_Task details_
Copy each line of the listing that includes "monomer".

=== Begin Enclosure ===

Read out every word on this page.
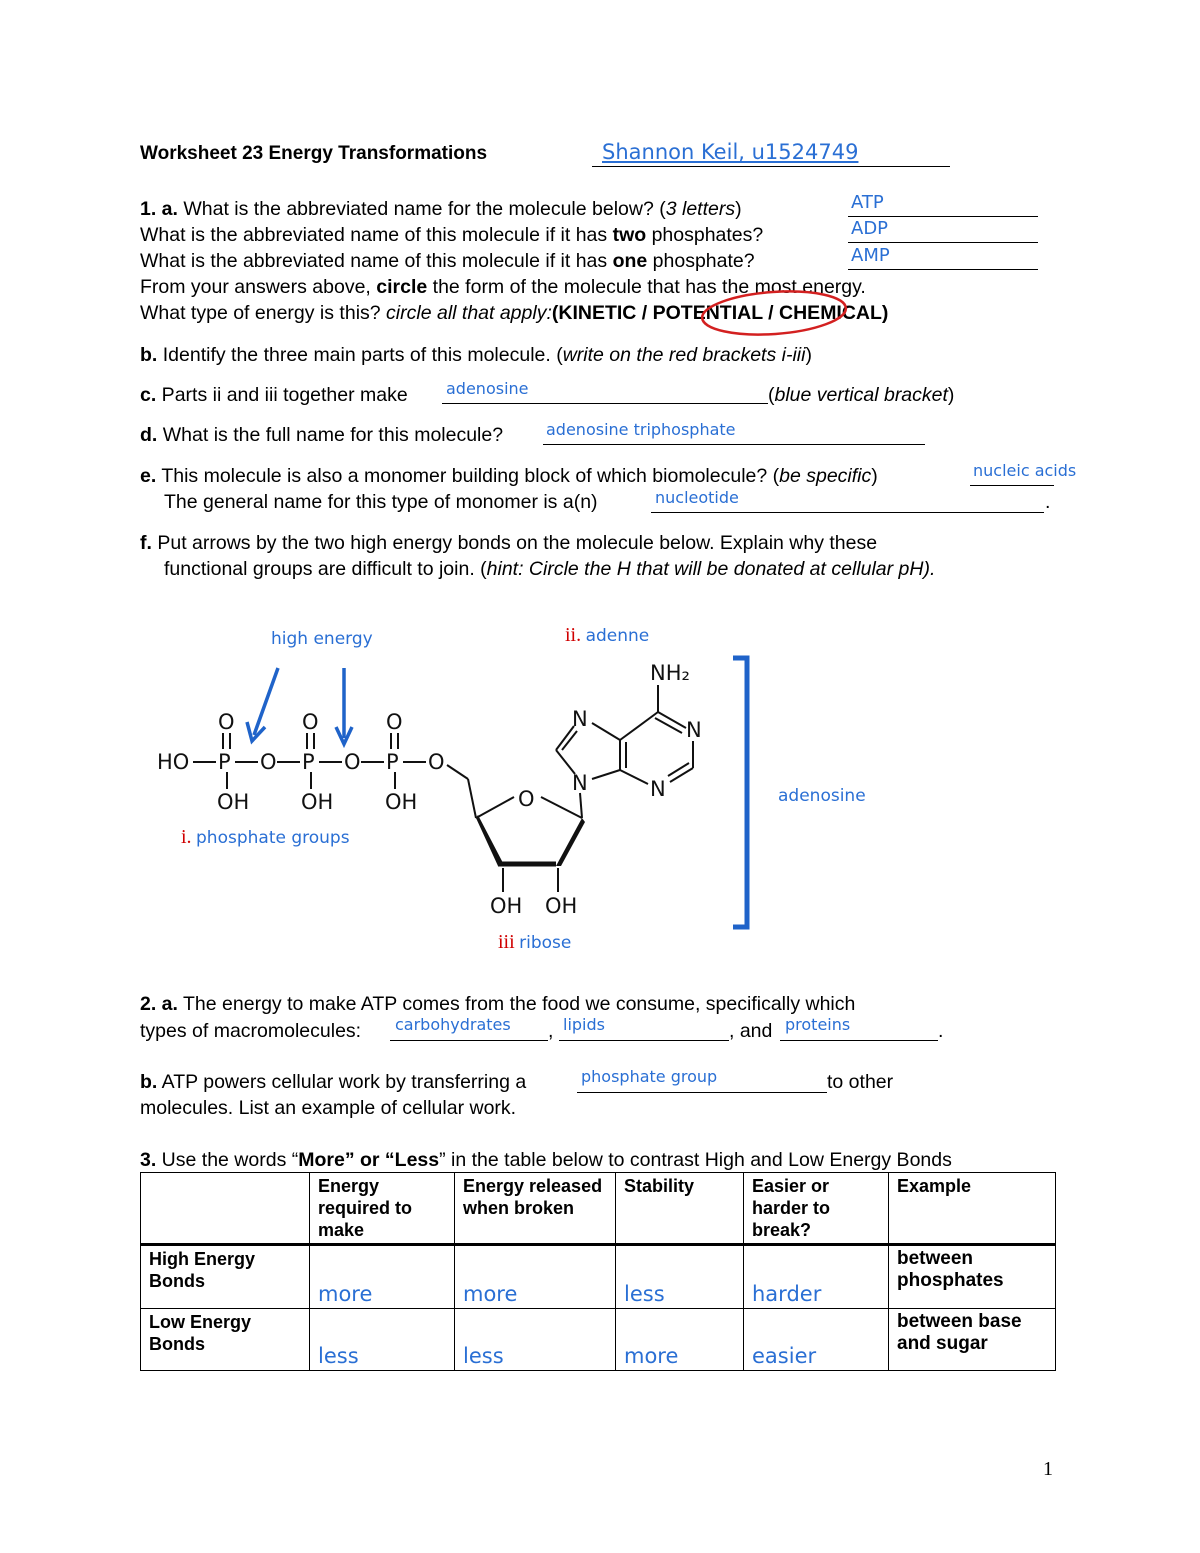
Worksheet 23 Energy Transformations	Shannon Keil, u1524749
1. a. What is the abbreviated name for the molecule below? (3 letters)	ATP
What is the abbreviated name of this molecule if it has two phosphates?	ADP
What is the abbreviated name of this molecule if it has one phosphate?	AMP
From your answers above, circle the form of the molecule that has the most energy.
What type of energy is this? circle all that apply:(KINETIC / POTENTIAL / CHEMICAL)
b. Identify the three main parts of this molecule. (write on the red brackets i-iii)
c. Parts ii and iii together make adenosine	(blue vertical bracket)
d. What is the full name for this molecule?	adenosine triphosphate
e. This molecule is also a monomer building block of which biomolecule? (be specific)	nucleic acids
The general name for this type of monomer is a(n)	nucleotide	.
f. Put arrows by the two high energy bonds on the molecule below. Explain why these
functional groups are difficult to join. (hint: Circle the H that will be donated at cellular pH).
high energy	ii. adenne
i. phosphate groups
iii ribose
adenosine
HO P O P O P O
O	O	O
OH OH OH	O
OH OH
NH₂
N	N
N	N
2. a. The energy to make ATP comes from the food we consume, specifically which
types of macromolecules:	carbohydrates	, lipids	, and proteins	.
b. ATP powers cellular work by transferring a	phosphate group	to other
molecules. List an example of cellular work.
3. Use the words “More” or “Less” in the table below to contrast High and Low Energy Bonds
	Energy required to make	Energy released when broken	Stability	Easier or harder to break?	Example
High Energy Bonds	more	more	less	harder	between phosphates
Low Energy Bonds	less	less	more	easier	between base and sugar
1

=== End Enclosure ===

_Result for this task_
e. This molecule is also a monomer building block of which biomolecule? (be specific)	nucleic acids
The general name for this type of monomer is a(n)	nucleotide	.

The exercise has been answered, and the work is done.